──────── PAGE EXCERPT ────────
[
https://issues.apache.org/jira/browse/SOLR-10359?page=com.atlassian.jira.plugin.system.issuetabpanels:comment-tabpanel&focusedCommentId=17865107#comment-17865107
]
Eric Pugh commented on SOLR-10359:
----------------------------------
I wanted to share some work that I've been doing in this space. As part of
another project, I've been able to contribute to a standard we are calling
"User Behavior Interactions" for tracking what users are doing. This standard,
which is NOT tied to any specific search engine, like Solr, is documented at
[https://github.com/o19s/ubi.] There is a draft PR for implementing UBI for
Solr here: [https://github.com/apache/solr/pull/2452]
I have hopes that in the latter half of 2024, we'll be publishing some jupyter
notebook style demonstration code for taking UBI based data and producing
implicit judgements from that data ;).
────────
> PROBLEM 1: From the records, extract the lines from the one with "data-point [355,563,362,570]" up to and including the one with "y-tick-label: 740 [777,171,800,185]", copying them exactly.
The comment and the records were taken from unrelated sources.
──────── THE INPUT ────────
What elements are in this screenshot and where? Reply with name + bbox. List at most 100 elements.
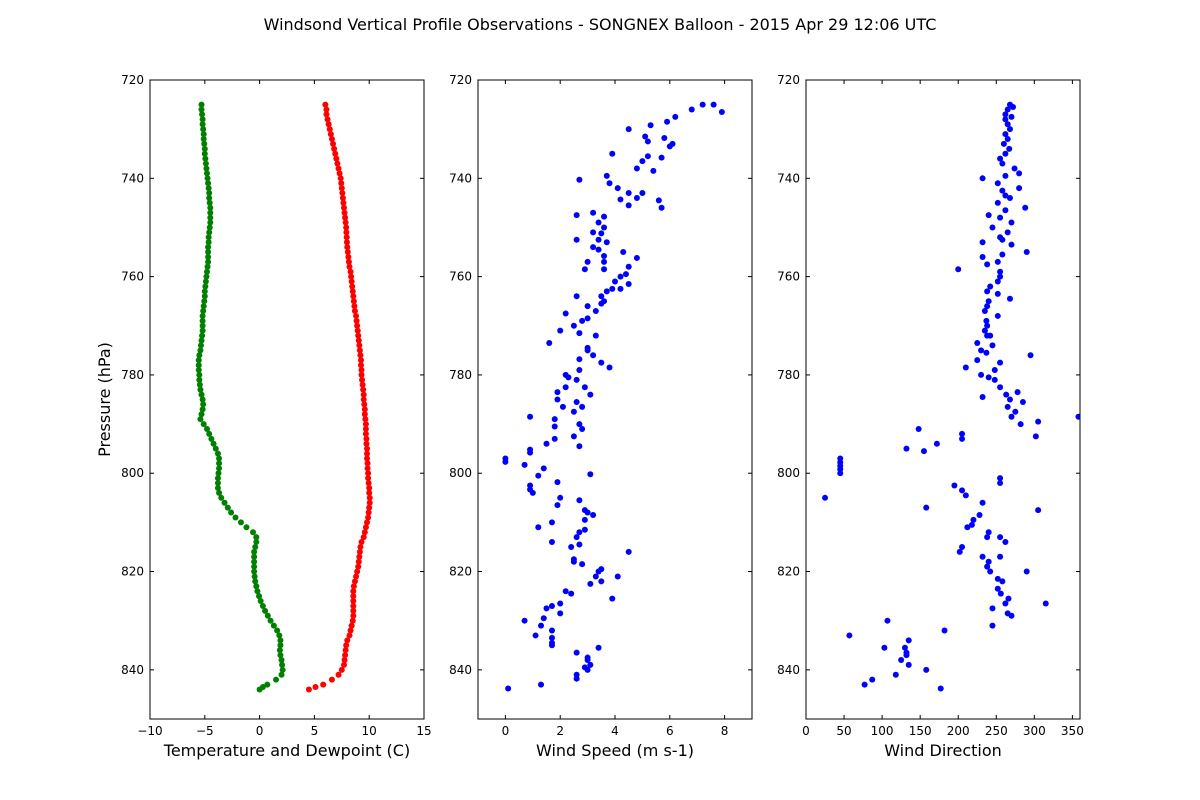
data-point [355,563,362,570]
series-0 [502,101,725,692]
data-point [253,583,260,590]
data-point [617,285,624,292]
data-point [565,374,572,381]
y-tick-label: 780 [777,368,800,382]
data-point [584,509,591,516]
data-point [606,364,613,371]
data-point [354,568,361,575]
data-point [1006,396,1013,403]
data-point [576,330,583,337]
data-point [199,406,206,413]
y-tick-label: 740 [777,171,800,185]
data-point [609,285,616,292]
data-point [199,327,206,334]
data-point [251,548,258,555]
data-point [603,239,610,246]
data-point [1004,403,1011,410]
data-point [1002,150,1009,157]
data-point [354,322,361,329]
data-point [326,126,333,133]
data-point [253,539,260,546]
data-point [1008,413,1015,420]
data-point [201,145,208,152]
data-point [576,176,583,183]
data-point [200,303,207,310]
data-point [366,504,373,511]
data-point [342,214,349,221]
data-point [344,249,351,256]
data-point [353,317,360,324]
data-point [603,172,610,179]
data-point [576,443,583,450]
data-point [196,376,203,383]
data-point [933,440,940,447]
data-point [989,342,996,349]
data-point [207,214,214,221]
data-point [199,312,206,319]
data-point [573,398,580,405]
x-tick-label: −5 [196,724,214,738]
data-point [603,288,610,295]
data-point [590,209,597,216]
y-tick-label: 760 [121,270,144,284]
data-point [923,504,930,511]
data-point [364,455,371,462]
data-point [978,347,985,354]
data-point [598,230,605,237]
data-point [200,131,207,138]
data-point [357,543,364,550]
data-point [1005,595,1012,602]
data-point [251,573,258,580]
data-point [257,598,264,605]
data-point [570,408,577,415]
data-point [215,470,222,477]
data-point [355,332,362,339]
data-point [342,219,349,226]
data-point [614,573,621,580]
data-point [994,290,1001,297]
data-point [342,652,349,659]
data-point [590,512,597,519]
y-tick-label: 820 [121,565,144,579]
data-point [994,575,1001,582]
data-point [617,273,624,280]
data-point [587,391,594,398]
data-point [204,175,211,182]
data-point [205,249,212,256]
data-point [360,391,367,398]
data-point [362,425,369,432]
data-point [540,465,547,472]
data-point [346,263,353,270]
data-point [202,283,209,290]
data-point [1004,106,1011,113]
axes-frame [805,79,1081,720]
x-axis-label: Wind Speed (m s-1) [536,741,694,760]
data-point [983,349,990,356]
data-point [264,612,271,619]
data-point [625,548,632,555]
data-point [979,253,986,260]
data-point [590,352,597,359]
data-point [348,622,355,629]
data-point [1016,185,1023,192]
data-point [206,430,213,437]
data-point [1014,389,1021,396]
data-point [664,118,671,125]
data-point [353,312,360,319]
x-tick-label: 100 [871,724,894,738]
data-point [1008,219,1015,226]
data-point [323,111,330,118]
data-point [195,357,202,364]
data-point [214,484,221,491]
data-point [532,632,539,639]
figure-title: Windsond Vertical Profile Observations -… [264,15,937,34]
data-point [1002,192,1009,199]
data-point [959,435,966,442]
y-tick-label: 820 [449,565,472,579]
data-point [548,627,555,634]
x-tick-label: 300 [1023,724,1046,738]
data-point [658,154,665,161]
data-point [584,347,591,354]
data-point [361,401,368,408]
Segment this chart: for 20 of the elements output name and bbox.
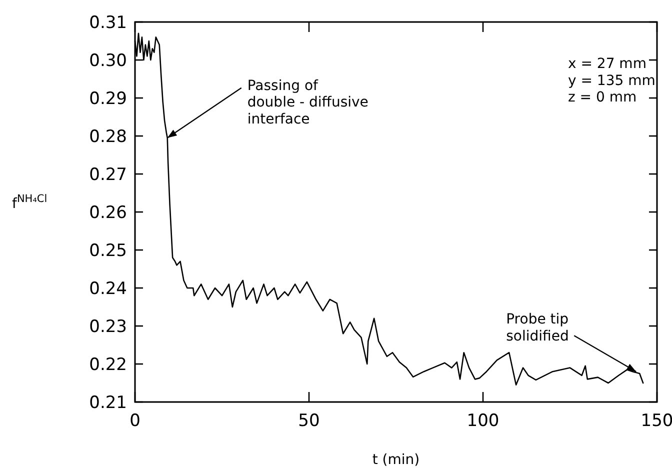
────────
> PROBLEM 2: In the SOLR-10359 comment, what name is given to the standard for tracking what users are doing?

> COMPLETE OUTPUT 1:
data-point [355,563,362,570]
series-0 [502,101,725,692]
data-point [253,583,260,590]
data-point [617,285,624,292]
data-point [565,374,572,381]
y-tick-label: 780 [777,368,800,382]
data-point [584,509,591,516]
data-point [606,364,613,371]
data-point [354,568,361,575]
data-point [1006,396,1013,403]
data-point [576,330,583,337]
data-point [199,406,206,413]
y-tick-label: 740 [777,171,800,185]

> COMPLETE OUTPUT 2: User Behavior Interactions